- [Your instructions] Each entry must be reproduced precisely as it stands.

- [Data supplied]
::::
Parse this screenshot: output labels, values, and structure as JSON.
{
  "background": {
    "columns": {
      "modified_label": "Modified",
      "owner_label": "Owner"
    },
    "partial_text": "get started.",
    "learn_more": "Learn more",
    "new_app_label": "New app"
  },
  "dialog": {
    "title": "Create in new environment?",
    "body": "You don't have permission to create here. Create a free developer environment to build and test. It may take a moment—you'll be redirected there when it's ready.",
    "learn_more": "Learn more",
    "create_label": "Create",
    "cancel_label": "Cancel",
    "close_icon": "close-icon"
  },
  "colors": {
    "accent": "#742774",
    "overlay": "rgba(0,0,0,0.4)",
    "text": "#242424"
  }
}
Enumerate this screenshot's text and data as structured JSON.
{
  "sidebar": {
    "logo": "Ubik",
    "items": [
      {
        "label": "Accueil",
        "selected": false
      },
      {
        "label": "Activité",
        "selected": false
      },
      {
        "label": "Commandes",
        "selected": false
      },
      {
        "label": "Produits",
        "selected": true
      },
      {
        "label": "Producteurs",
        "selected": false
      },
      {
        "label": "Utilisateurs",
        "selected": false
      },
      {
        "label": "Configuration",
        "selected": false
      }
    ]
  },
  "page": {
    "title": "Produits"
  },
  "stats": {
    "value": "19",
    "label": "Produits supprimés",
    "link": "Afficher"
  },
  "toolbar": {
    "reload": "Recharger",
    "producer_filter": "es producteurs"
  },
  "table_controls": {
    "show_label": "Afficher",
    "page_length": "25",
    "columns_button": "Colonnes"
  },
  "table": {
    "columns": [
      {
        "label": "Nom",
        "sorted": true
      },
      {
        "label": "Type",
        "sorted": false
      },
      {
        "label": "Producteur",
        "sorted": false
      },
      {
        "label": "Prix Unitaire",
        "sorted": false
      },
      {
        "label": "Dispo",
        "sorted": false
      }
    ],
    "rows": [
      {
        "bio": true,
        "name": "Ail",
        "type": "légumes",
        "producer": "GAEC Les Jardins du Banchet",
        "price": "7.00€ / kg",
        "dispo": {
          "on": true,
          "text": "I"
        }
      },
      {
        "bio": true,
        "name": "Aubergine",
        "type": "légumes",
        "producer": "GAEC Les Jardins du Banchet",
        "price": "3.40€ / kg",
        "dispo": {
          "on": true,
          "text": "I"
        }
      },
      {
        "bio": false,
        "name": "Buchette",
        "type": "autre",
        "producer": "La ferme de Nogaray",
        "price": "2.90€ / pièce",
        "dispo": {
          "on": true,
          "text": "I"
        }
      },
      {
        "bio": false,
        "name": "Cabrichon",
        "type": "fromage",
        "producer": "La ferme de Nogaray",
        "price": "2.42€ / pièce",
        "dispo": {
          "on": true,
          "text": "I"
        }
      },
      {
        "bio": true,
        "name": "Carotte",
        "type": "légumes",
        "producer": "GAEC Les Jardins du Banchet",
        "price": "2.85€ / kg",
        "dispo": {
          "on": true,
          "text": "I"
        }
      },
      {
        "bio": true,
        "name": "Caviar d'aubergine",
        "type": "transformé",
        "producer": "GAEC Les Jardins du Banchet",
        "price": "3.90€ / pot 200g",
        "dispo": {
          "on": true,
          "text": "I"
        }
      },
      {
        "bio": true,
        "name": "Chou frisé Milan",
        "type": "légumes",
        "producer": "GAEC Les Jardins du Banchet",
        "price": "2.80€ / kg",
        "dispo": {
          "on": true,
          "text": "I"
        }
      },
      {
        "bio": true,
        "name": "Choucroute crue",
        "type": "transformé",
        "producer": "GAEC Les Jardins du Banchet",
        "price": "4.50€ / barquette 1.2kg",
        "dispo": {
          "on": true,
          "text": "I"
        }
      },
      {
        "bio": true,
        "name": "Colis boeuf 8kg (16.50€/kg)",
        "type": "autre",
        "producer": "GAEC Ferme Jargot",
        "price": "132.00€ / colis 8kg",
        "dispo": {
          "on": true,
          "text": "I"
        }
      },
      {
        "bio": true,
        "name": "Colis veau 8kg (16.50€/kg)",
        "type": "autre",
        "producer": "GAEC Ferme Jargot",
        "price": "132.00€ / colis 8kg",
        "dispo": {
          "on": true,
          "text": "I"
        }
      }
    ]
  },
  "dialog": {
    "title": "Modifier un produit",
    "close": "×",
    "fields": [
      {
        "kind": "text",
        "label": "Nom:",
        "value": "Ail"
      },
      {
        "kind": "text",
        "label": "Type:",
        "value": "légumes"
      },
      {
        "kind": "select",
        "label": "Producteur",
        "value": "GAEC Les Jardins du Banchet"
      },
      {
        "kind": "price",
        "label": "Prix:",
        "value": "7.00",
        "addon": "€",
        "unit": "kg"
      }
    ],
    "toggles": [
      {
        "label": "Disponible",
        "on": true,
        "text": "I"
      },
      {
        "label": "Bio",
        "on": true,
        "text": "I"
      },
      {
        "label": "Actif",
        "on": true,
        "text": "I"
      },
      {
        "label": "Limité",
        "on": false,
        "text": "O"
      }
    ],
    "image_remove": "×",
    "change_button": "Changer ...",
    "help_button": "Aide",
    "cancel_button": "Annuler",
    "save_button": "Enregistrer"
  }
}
::::
- [Output of the exercise]
Parse this screenshot: output labels, values, and structure as JSON.
{
  "background": {
    "columns": {
      "modified_label": "Modified",
      "owner_label": "Owner"
    },
    "partial_text": "get started.",
    "learn_more": "Learn more",
    "new_app_label": "New app"
  },
  "dialog": {
    "title": "Create in new environment?",
    "body": "You don't have permission to create here. Create a free developer environment to build and test. It may take a moment—you'll be redirected there when it's ready.",
    "learn_more": "Learn more",
    "create_label": "Create",
    "cancel_label": "Cancel",
    "close_icon": "close-icon"
  },
  "colors": {
    "accent": "#742774",
    "overlay": "rgba(0,0,0,0.4)",
    "text": "#242424"
  }
}
Enumerate this screenshot's text and data as structured JSON.
{
  "sidebar": {
    "logo": "Ubik",
    "items": [
      {
        "label": "Accueil",
        "selected": false
      },
      {
        "label": "Activité",
        "selected": false
      },
      {
        "label": "Commandes",
        "selected": false
      },
      {
        "label": "Produits",
        "selected": true
      },
      {
        "label": "Producteurs",
        "selected": false
      },
      {
        "label": "Utilisateurs",
        "selected": false
      },
      {
        "label": "Configuration",
        "selected": false
      }
    ]
  },
  "page": {
    "title": "Produits"
  },
  "stats": {
    "value": "19",
    "label": "Produits supprimés",
    "link": "Afficher"
  },
  "toolbar": {
    "reload": "Recharger",
    "producer_filter": "es producteurs"
  },
  "table_controls": {
    "show_label": "Afficher",
    "page_length": "25",
    "columns_button": "Colonnes"
  },
  "table": {
    "columns": [
      {
        "label": "Nom",
        "sorted": true
      },
      {
        "label": "Type",
        "sorted": false
      },
      {
        "label": "Producteur",
        "sorted": false
      },
      {
        "label": "Prix Unitaire",
        "sorted": false
      },
      {
        "label": "Dispo",
        "sorted": false
      }
    ],
    "rows": [
      {
        "bio": true,
        "name": "Ail",
        "type": "légumes",
        "producer": "GAEC Les Jardins du Banchet",
        "price": "7.00€ / kg",
        "dispo": {
          "on": true,
          "text": "I"
        }
      },
      {
        "bio": true,
        "name": "Aubergine",
        "type": "légumes",
        "producer": "GAEC Les Jardins du Banchet",
        "price": "3.40€ / kg",
        "dispo": {
          "on": true,
          "text": "I"
        }
      },
      {
        "bio": false,
        "name": "Buchette",
        "type": "autre",
        "producer": "La ferme de Nogaray",
        "price": "2.90€ / pièce",
        "dispo": {
          "on": true,
          "text": "I"
        }
      },
      {
        "bio": false,
        "name": "Cabrichon",
        "type": "fromage",
        "producer": "La ferme de Nogaray",
        "price": "2.42€ / pièce",
        "dispo": {
          "on": true,
          "text": "I"
        }
      },
      {
        "bio": true,
        "name": "Carotte",
        "type": "légumes",
        "producer": "GAEC Les Jardins du Banchet",
        "price": "2.85€ / kg",
        "dispo": {
          "on": true,
          "text": "I"
        }
      },
      {
        "bio": true,
        "name": "Caviar d'aubergine",
        "type": "transformé",
        "producer": "GAEC Les Jardins du Banchet",
        "price": "3.90€ / pot 200g",
        "dispo": {
          "on": true,
          "text": "I"
        }
      },
      {
        "bio": true,
        "name": "Chou frisé Milan",
        "type": "légumes",
        "producer": "GAEC Les Jardins du Banchet",
        "price": "2.80€ / kg",
        "dispo": {
          "on": true,
          "text": "I"
        }
      },
      {
        "bio": true,
        "name": "Choucroute crue",
        "type": "transformé",
        "producer": "GAEC Les Jardins du Banchet",
        "price": "4.50€ / barquette 1.2kg",
        "dispo": {
          "on": true,
          "text": "I"
        }
      },
      {
        "bio": true,
        "name": "Colis boeuf 8kg (16.50€/kg)",
        "type": "autre",
        "producer": "GAEC Ferme Jargot",
        "price": "132.00€ / colis 8kg",
        "dispo": {
          "on": true,
          "text": "I"
        }
      },
      {
        "bio": true,
        "name": "Colis veau 8kg (16.50€/kg)",
        "type": "autre",
        "producer": "GAEC Ferme Jargot",
        "price": "132.00€ / colis 8kg",
        "dispo": {
          "on": true,
          "text": "I"
        }
      }
    ]
  },
  "dialog": {
    "title": "Modifier un produit",
    "close": "×",
    "fields": [
      {
        "kind": "text",
        "label": "Nom:",
        "value": "Ail"
      },
      {
        "kind": "text",
        "label": "Type:",
        "value": "légumes"
      },
      {
        "kind": "select",
        "label": "Producteur",
        "value": "GAEC Les Jardins du Banchet"
      },
      {
        "kind": "price",
        "label": "Prix:",
        "value": "7.00",
        "addon": "€",
        "unit": "kg"
      }
    ],
    "toggles": [
      {
        "label": "Disponible",
        "on": true,
        "text": "I"
      },
      {
        "label": "Bio",
        "on": true,
        "text": "I"
      },
      {
        "label": "Actif",
        "on": true,
        "text": "I"
      },
      {
        "label": "Limité",
        "on": false,
        "text": "O"
      }
    ],
    "image_remove": "×",
    "change_button": "Changer ...",
    "help_button": "Aide",
    "cancel_button": "Annuler",
    "save_button": "Enregistrer"
  }
}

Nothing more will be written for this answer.